[Exercise aim] Rewrite the lines that start at the one containing "grid-cell[interactable] — [1111, 428, 1141, 458]" and stop after the one containing "grid-cell[interactable] — [917, 1495, 947, 1525]". Replace "interactable" with "clickable" and leave everything else unchanged.

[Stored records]
————

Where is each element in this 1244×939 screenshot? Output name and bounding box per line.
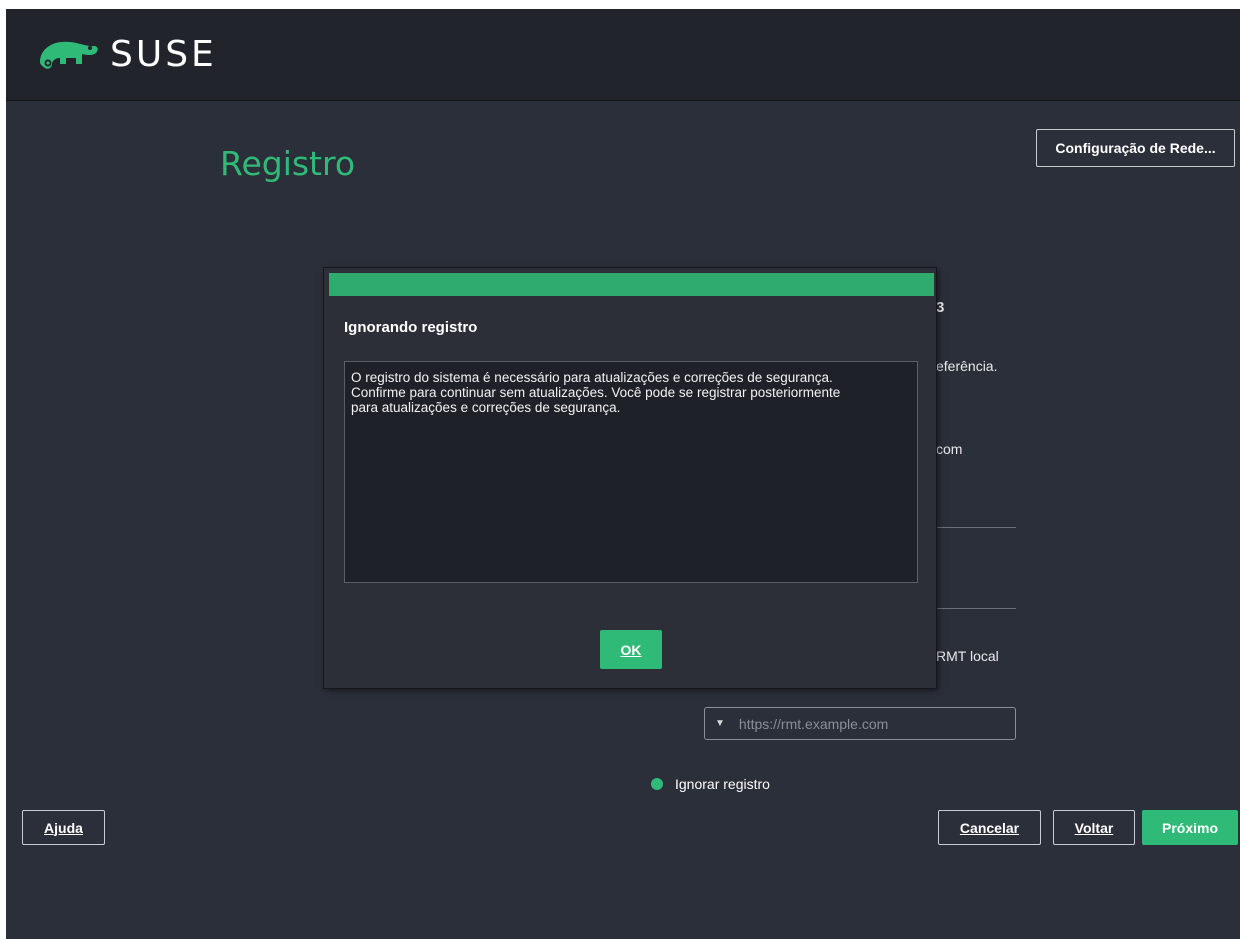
top-bar: SUSE <box>6 9 1240 101</box>
bg-fragment-digit: 3 <box>936 299 945 316</box>
help-button[interactable]: Ajuda <box>22 810 105 845</box>
divider <box>936 527 1016 528</box>
rmt-url-placeholder: https://rmt.example.com <box>738 715 889 732</box>
help-button-label: Ajuda <box>44 819 83 836</box>
rmt-server-url-combobox[interactable]: ▼ https://rmt.example.com <box>704 707 1016 740</box>
network-configuration-button[interactable]: Configuração de Rede... <box>1036 129 1235 167</box>
suse-logo: SUSE <box>36 31 217 77</box>
chameleon-icon <box>40 41 98 69</box>
dialog-header-bar <box>329 273 934 296</box>
next-button[interactable]: Próximo <box>1142 810 1238 845</box>
bg-text-fragment: eferência. <box>936 358 998 374</box>
ok-button[interactable]: OK <box>600 630 662 669</box>
brand-name: SUSE <box>110 33 217 75</box>
dialog-message: O registro do sistema é necessário para … <box>344 361 918 583</box>
back-button-label: Voltar <box>1074 819 1114 836</box>
skip-registration-label: Ignorar registro <box>675 776 770 792</box>
ok-button-label: OK <box>620 641 642 658</box>
cancel-button[interactable]: Cancelar <box>938 810 1041 845</box>
cancel-button-label: Cancelar <box>959 819 1020 836</box>
bg-text-fragment: com <box>936 441 963 457</box>
radio-selected-icon[interactable] <box>651 778 663 790</box>
dropdown-arrow-icon[interactable]: ▼ <box>715 718 725 729</box>
skip-registration-dialog: Ignorando registro O registro do sistema… <box>324 268 936 688</box>
skip-registration-radio[interactable]: Ignorar registro <box>651 776 770 792</box>
dialog-title: Ignorando registro <box>344 319 478 336</box>
back-button[interactable]: Voltar <box>1053 810 1135 845</box>
bg-text-fragment: RMT local <box>936 648 999 664</box>
page-title: Registro <box>220 144 356 183</box>
installer-screen: SUSE Registro Configuração de Rede... 3 … <box>6 9 1240 939</box>
divider <box>936 608 1016 609</box>
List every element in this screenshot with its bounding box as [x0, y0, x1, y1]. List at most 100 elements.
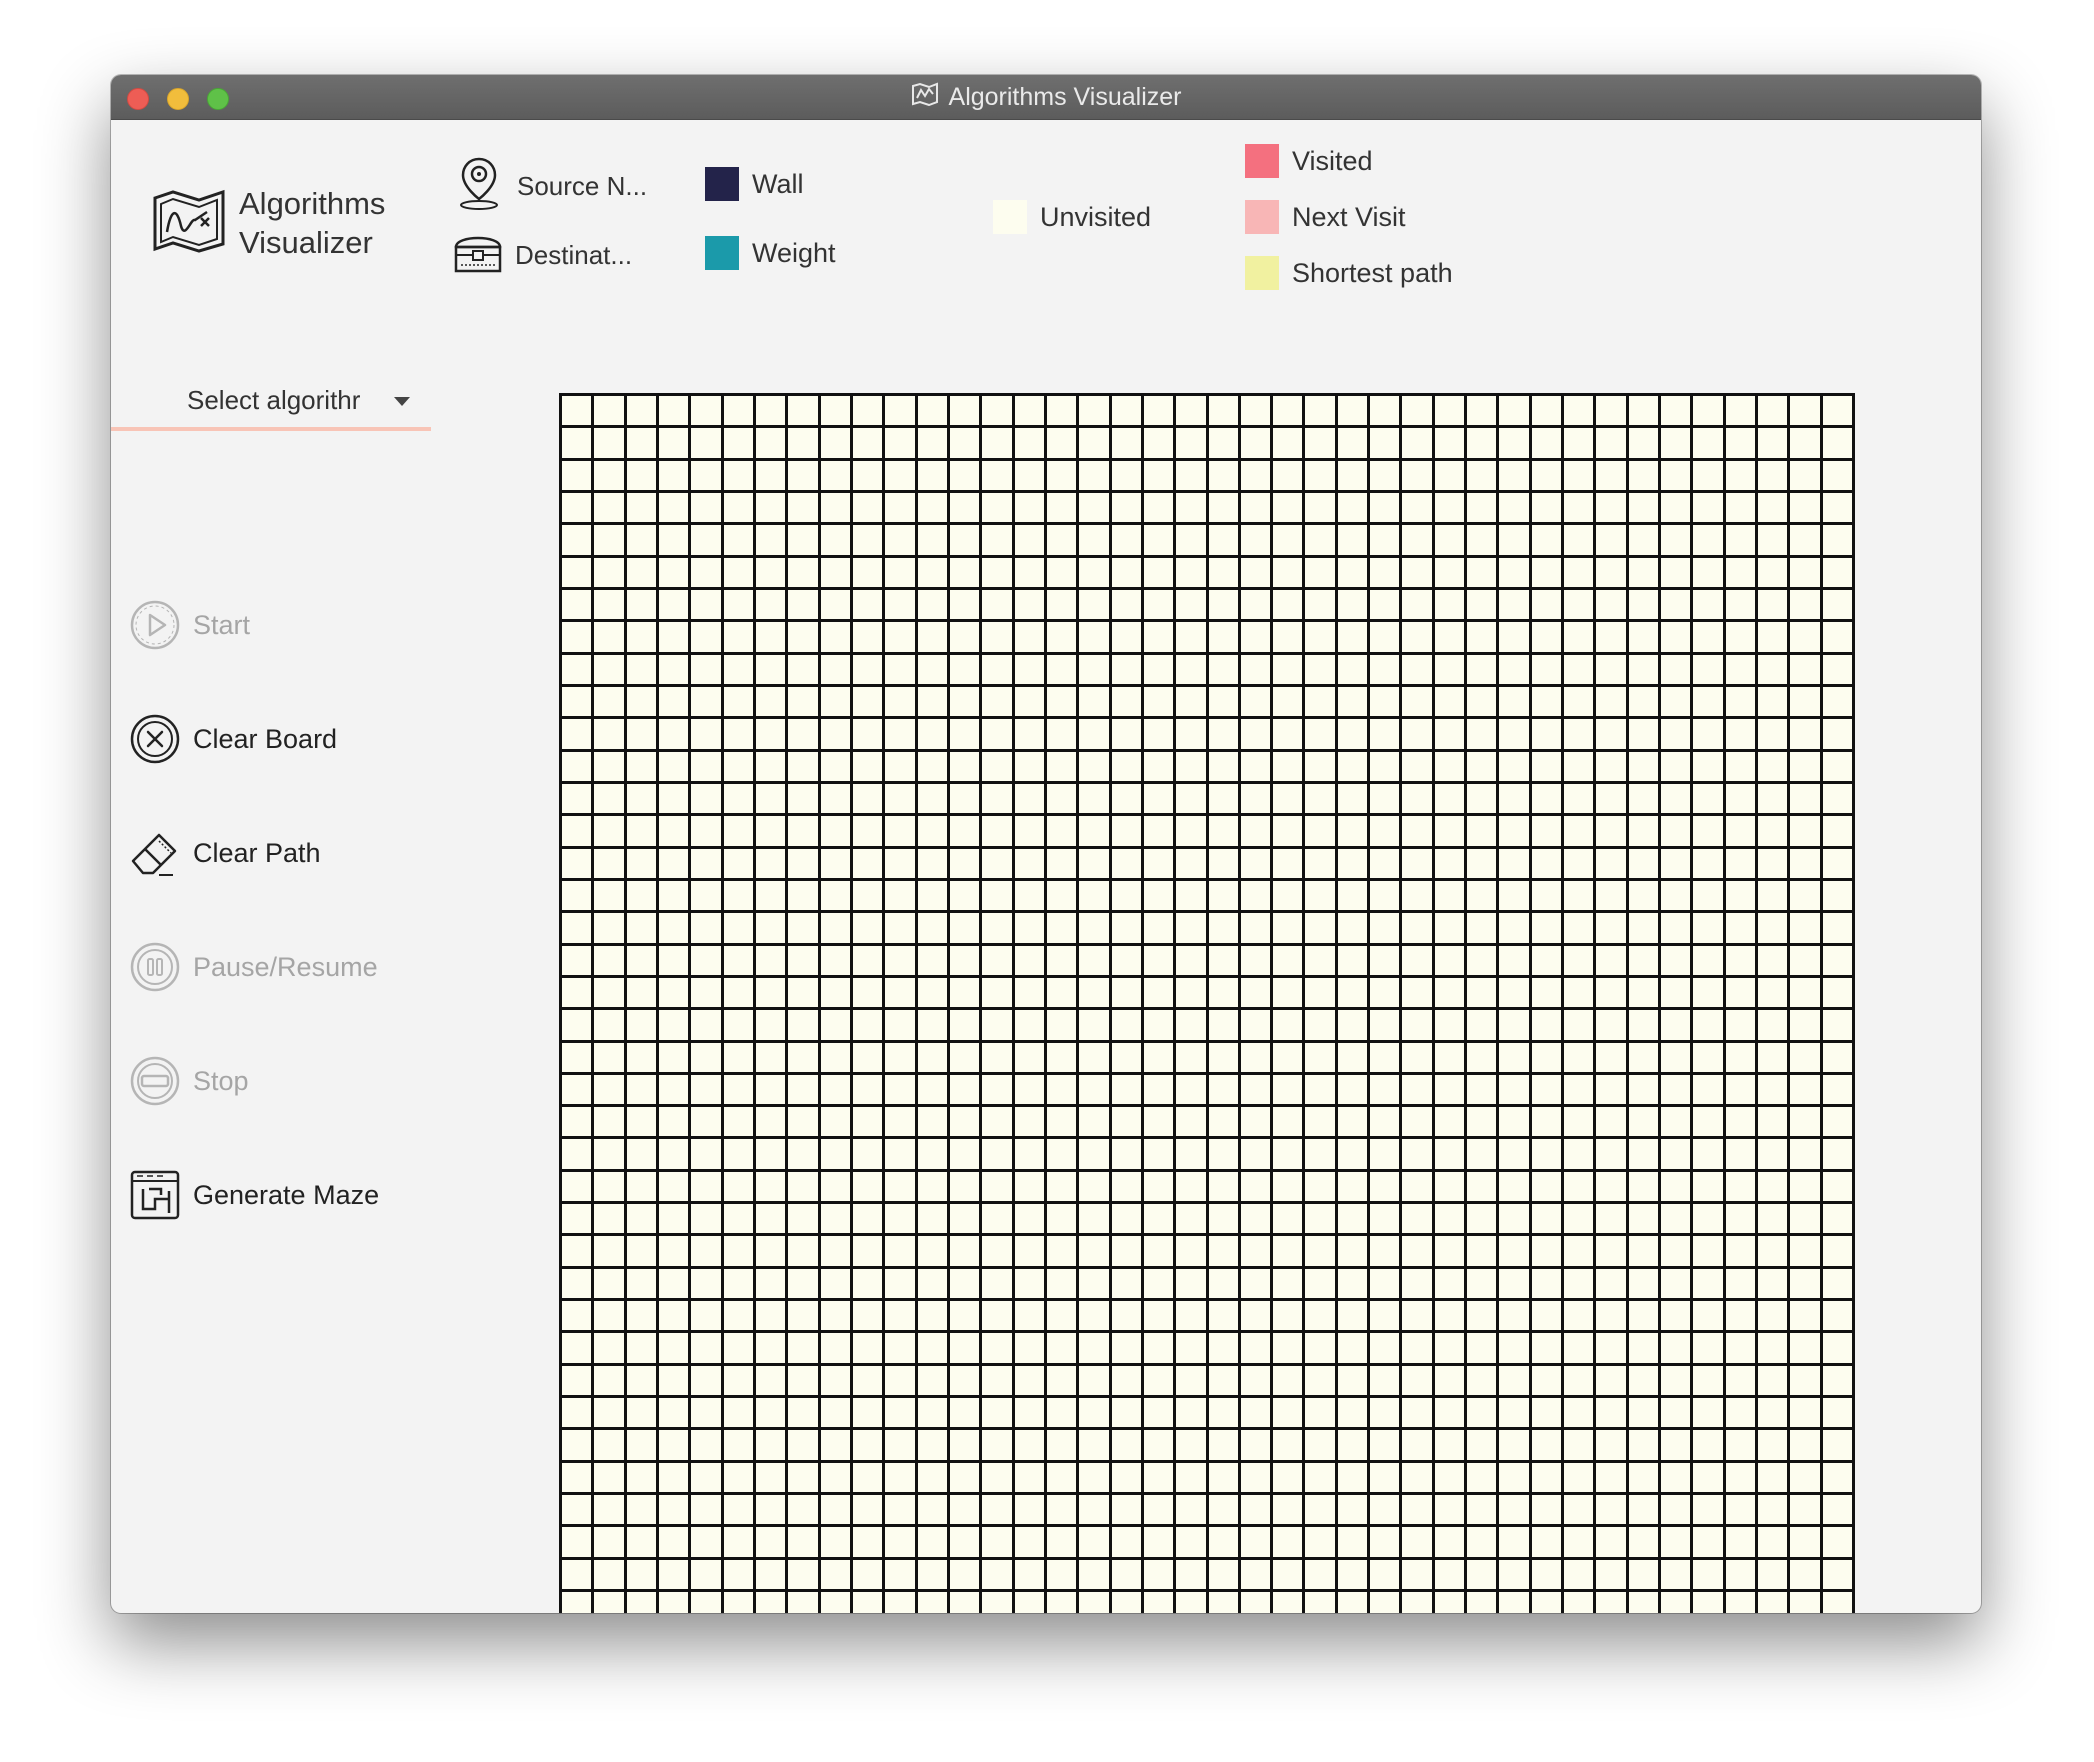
grid-cell[interactable] — [1111, 428, 1141, 458]
grid-cell[interactable] — [1531, 1592, 1562, 1613]
grid-cell[interactable] — [658, 1527, 689, 1557]
grid-cell[interactable] — [723, 1010, 753, 1040]
grid-cell[interactable] — [885, 1236, 915, 1266]
grid-cell[interactable] — [1790, 816, 1820, 846]
grid-cell[interactable] — [982, 848, 1012, 878]
grid-cell[interactable] — [949, 686, 980, 717]
grid-cell[interactable] — [1790, 1462, 1820, 1493]
grid-cell[interactable] — [755, 396, 786, 426]
grid-cell[interactable] — [1661, 1171, 1691, 1202]
grid-cell[interactable] — [1758, 848, 1788, 878]
grid-cell[interactable] — [788, 1495, 818, 1525]
grid-cell[interactable] — [852, 1268, 883, 1299]
grid-cell[interactable] — [1079, 492, 1109, 523]
grid-cell[interactable] — [1305, 1398, 1335, 1428]
grid-cell[interactable] — [917, 396, 947, 426]
grid-cell[interactable] — [1143, 848, 1174, 878]
grid-cell[interactable] — [1079, 1462, 1109, 1493]
grid-cell[interactable] — [1596, 1236, 1626, 1266]
grid-cell[interactable] — [658, 1010, 689, 1040]
grid-cell[interactable] — [982, 1139, 1012, 1169]
grid-cell[interactable] — [1499, 1398, 1529, 1428]
grid-cell[interactable] — [1596, 589, 1626, 620]
grid-cell[interactable] — [755, 1204, 786, 1234]
grid-cell[interactable] — [917, 1495, 947, 1525]
grid-cell[interactable] — [1564, 1592, 1594, 1613]
grid-cell[interactable] — [594, 783, 624, 814]
grid-cell[interactable] — [1305, 880, 1335, 911]
grid-cell[interactable] — [917, 1559, 947, 1590]
grid-cell[interactable] — [1499, 589, 1529, 620]
grid-cell[interactable] — [1014, 622, 1044, 652]
grid-cell[interactable] — [594, 1074, 624, 1105]
grid-cell[interactable] — [755, 719, 786, 749]
grid-cell[interactable] — [1758, 1495, 1788, 1525]
grid-cell[interactable] — [1822, 396, 1852, 426]
grid-cell[interactable] — [1370, 945, 1400, 975]
grid-cell[interactable] — [852, 1365, 883, 1396]
grid-cell[interactable] — [658, 783, 689, 814]
grid-cell[interactable] — [1693, 622, 1723, 652]
grid-cell[interactable] — [1240, 1462, 1271, 1493]
grid-cell[interactable] — [1143, 880, 1174, 911]
grid-cell[interactable] — [1531, 1430, 1562, 1460]
grid-cell[interactable] — [1046, 589, 1077, 620]
grid-cell[interactable] — [1370, 1107, 1400, 1137]
grid-cell[interactable] — [1661, 848, 1691, 878]
grid-cell[interactable] — [691, 719, 721, 749]
grid-cell[interactable] — [1790, 428, 1820, 458]
grid-cell[interactable] — [1370, 396, 1400, 426]
grid-cell[interactable] — [723, 686, 753, 717]
grid-cell[interactable] — [658, 1559, 689, 1590]
grid-cell[interactable] — [1790, 1398, 1820, 1428]
grid-cell[interactable] — [1176, 1171, 1206, 1202]
grid-cell[interactable] — [1822, 1107, 1852, 1137]
grid-cell[interactable] — [1273, 557, 1303, 587]
grid-cell[interactable] — [1337, 622, 1368, 652]
grid-cell[interactable] — [755, 977, 786, 1008]
grid-cell[interactable] — [1176, 1042, 1206, 1072]
grid-cell[interactable] — [1111, 1171, 1141, 1202]
grid-cell[interactable] — [755, 1592, 786, 1613]
grid-cell[interactable] — [1499, 654, 1529, 684]
grid-cell[interactable] — [1564, 1074, 1594, 1105]
grid-cell[interactable] — [1402, 816, 1432, 846]
grid-cell[interactable] — [1693, 1495, 1723, 1525]
title-bar[interactable]: Algorithms Visualizer — [111, 75, 1981, 120]
grid-cell[interactable] — [982, 492, 1012, 523]
grid-cell[interactable] — [755, 1333, 786, 1363]
grid-cell[interactable] — [1467, 1010, 1497, 1040]
grid-cell[interactable] — [1240, 1204, 1271, 1234]
grid-cell[interactable] — [1273, 1430, 1303, 1460]
grid-cell[interactable] — [594, 1171, 624, 1202]
grid-cell[interactable] — [982, 396, 1012, 426]
grid-cell[interactable] — [1661, 589, 1691, 620]
grid-cell[interactable] — [1564, 1462, 1594, 1493]
grid-cell[interactable] — [626, 396, 656, 426]
grid-cell[interactable] — [1434, 783, 1465, 814]
grid-cell[interactable] — [917, 428, 947, 458]
grid-cell[interactable] — [1046, 719, 1077, 749]
grid-cell[interactable] — [820, 1592, 850, 1613]
grid-cell[interactable] — [1046, 880, 1077, 911]
grid-cell[interactable] — [982, 1495, 1012, 1525]
grid-cell[interactable] — [755, 848, 786, 878]
grid-cell[interactable] — [885, 1204, 915, 1234]
grid-cell[interactable] — [658, 1301, 689, 1331]
grid-cell[interactable] — [626, 1204, 656, 1234]
grid-cell[interactable] — [1402, 1333, 1432, 1363]
grid-cell[interactable] — [852, 1236, 883, 1266]
grid-cell[interactable] — [1370, 1074, 1400, 1105]
grid-cell[interactable] — [1014, 1204, 1044, 1234]
grid-cell[interactable] — [788, 460, 818, 490]
grid-cell[interactable] — [1337, 1171, 1368, 1202]
grid-cell[interactable] — [852, 1204, 883, 1234]
grid-cell[interactable] — [1305, 1268, 1335, 1299]
grid-cell[interactable] — [1434, 396, 1465, 426]
grid-cell[interactable] — [691, 1010, 721, 1040]
grid-cell[interactable] — [1434, 492, 1465, 523]
grid-cell[interactable] — [982, 654, 1012, 684]
grid-cell[interactable] — [1467, 1592, 1497, 1613]
grid-cell[interactable] — [755, 913, 786, 943]
grid-cell[interactable] — [1402, 1495, 1432, 1525]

————

[Right answer]
grid-cell[clickable] — [1111, 428, 1141, 458]
grid-cell[clickable] — [1531, 1592, 1562, 1613]
grid-cell[clickable] — [658, 1527, 689, 1557]
grid-cell[clickable] — [723, 1010, 753, 1040]
grid-cell[clickable] — [885, 1236, 915, 1266]
grid-cell[clickable] — [1790, 816, 1820, 846]
grid-cell[clickable] — [982, 848, 1012, 878]
grid-cell[clickable] — [949, 686, 980, 717]
grid-cell[clickable] — [1790, 1462, 1820, 1493]
grid-cell[clickable] — [755, 396, 786, 426]
grid-cell[clickable] — [1661, 1171, 1691, 1202]
grid-cell[clickable] — [1758, 848, 1788, 878]
grid-cell[clickable] — [788, 1495, 818, 1525]
grid-cell[clickable] — [852, 1268, 883, 1299]
grid-cell[clickable] — [1079, 492, 1109, 523]
grid-cell[clickable] — [1305, 1398, 1335, 1428]
grid-cell[clickable] — [917, 396, 947, 426]
grid-cell[clickable] — [1143, 848, 1174, 878]
grid-cell[clickable] — [1079, 1462, 1109, 1493]
grid-cell[clickable] — [1596, 1236, 1626, 1266]
grid-cell[clickable] — [658, 1010, 689, 1040]
grid-cell[clickable] — [982, 1139, 1012, 1169]
grid-cell[clickable] — [1499, 1398, 1529, 1428]
grid-cell[clickable] — [1596, 589, 1626, 620]
grid-cell[clickable] — [755, 1204, 786, 1234]
grid-cell[clickable] — [917, 1495, 947, 1525]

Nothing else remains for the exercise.